Items listed in a dataset:
___

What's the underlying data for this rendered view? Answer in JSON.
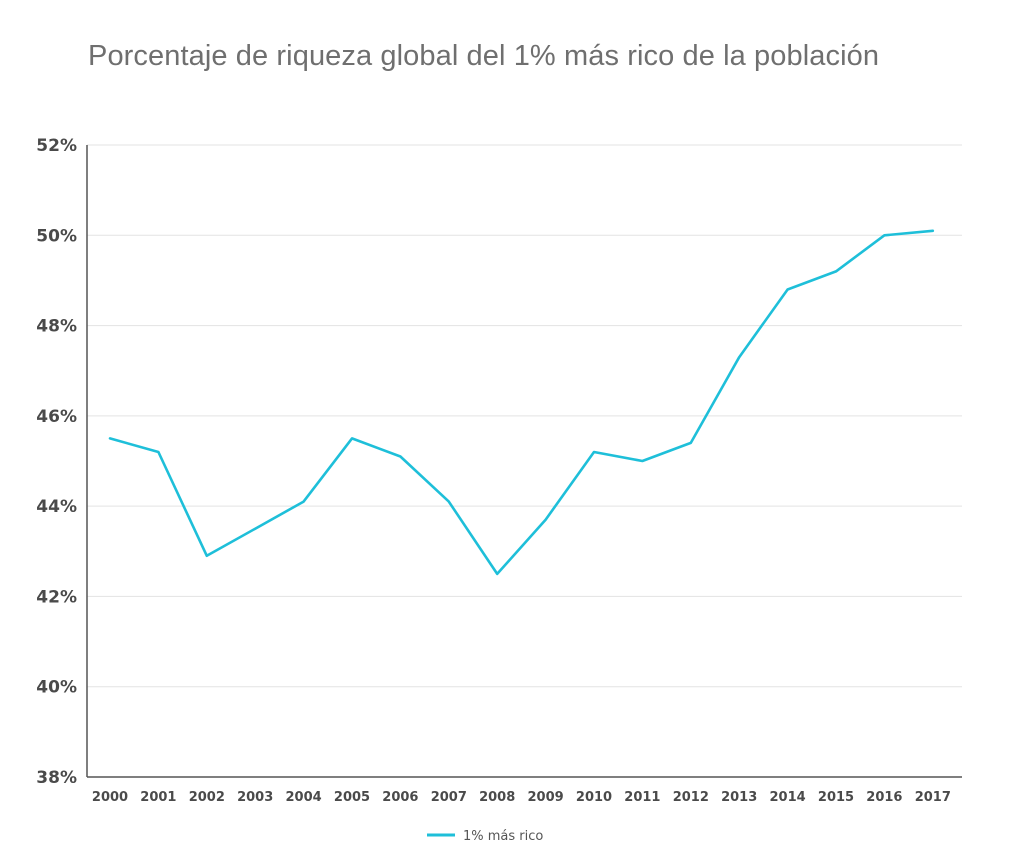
{
  "chart_data": {
    "type": "line",
    "title": "Porcentaje de riqueza global del 1% más rico de la población",
    "categories": [
      "2000",
      "2001",
      "2002",
      "2003",
      "2004",
      "2005",
      "2006",
      "2007",
      "2008",
      "2009",
      "2010",
      "2011",
      "2012",
      "2013",
      "2014",
      "2015",
      "2016",
      "2017"
    ],
    "series": [
      {
        "name": "1% más rico",
        "color": "#1ebfd9",
        "values": [
          45.5,
          45.2,
          42.9,
          43.5,
          44.1,
          45.5,
          45.1,
          44.1,
          42.5,
          43.7,
          45.2,
          45.0,
          45.4,
          47.3,
          48.8,
          49.2,
          50.0,
          50.1
        ]
      }
    ],
    "ylim": [
      38,
      52
    ],
    "yticks": [
      38,
      40,
      42,
      44,
      46,
      48,
      50,
      52
    ],
    "ytick_labels": [
      "38%",
      "40%",
      "42%",
      "44%",
      "46%",
      "48%",
      "50%",
      "52%"
    ],
    "grid": true,
    "legend_position": "bottom-center",
    "xlabel": "",
    "ylabel": ""
  }
}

___

Exercise requirements: Copy every record above exactly, leaving out the pictures.

Result for this task:
What's the underlying data for this rendered view? Answer in JSON.
{
  "chart_data": {
    "type": "line",
    "title": "Porcentaje de riqueza global del 1% más rico de la población",
    "categories": [
      "2000",
      "2001",
      "2002",
      "2003",
      "2004",
      "2005",
      "2006",
      "2007",
      "2008",
      "2009",
      "2010",
      "2011",
      "2012",
      "2013",
      "2014",
      "2015",
      "2016",
      "2017"
    ],
    "series": [
      {
        "name": "1% más rico",
        "color": "#1ebfd9",
        "values": [
          45.5,
          45.2,
          42.9,
          43.5,
          44.1,
          45.5,
          45.1,
          44.1,
          42.5,
          43.7,
          45.2,
          45.0,
          45.4,
          47.3,
          48.8,
          49.2,
          50.0,
          50.1
        ]
      }
    ],
    "ylim": [
      38,
      52
    ],
    "yticks": [
      38,
      40,
      42,
      44,
      46,
      48,
      50,
      52
    ],
    "ytick_labels": [
      "38%",
      "40%",
      "42%",
      "44%",
      "46%",
      "48%",
      "50%",
      "52%"
    ],
    "grid": true,
    "legend_position": "bottom-center",
    "xlabel": "",
    "ylabel": ""
  }
}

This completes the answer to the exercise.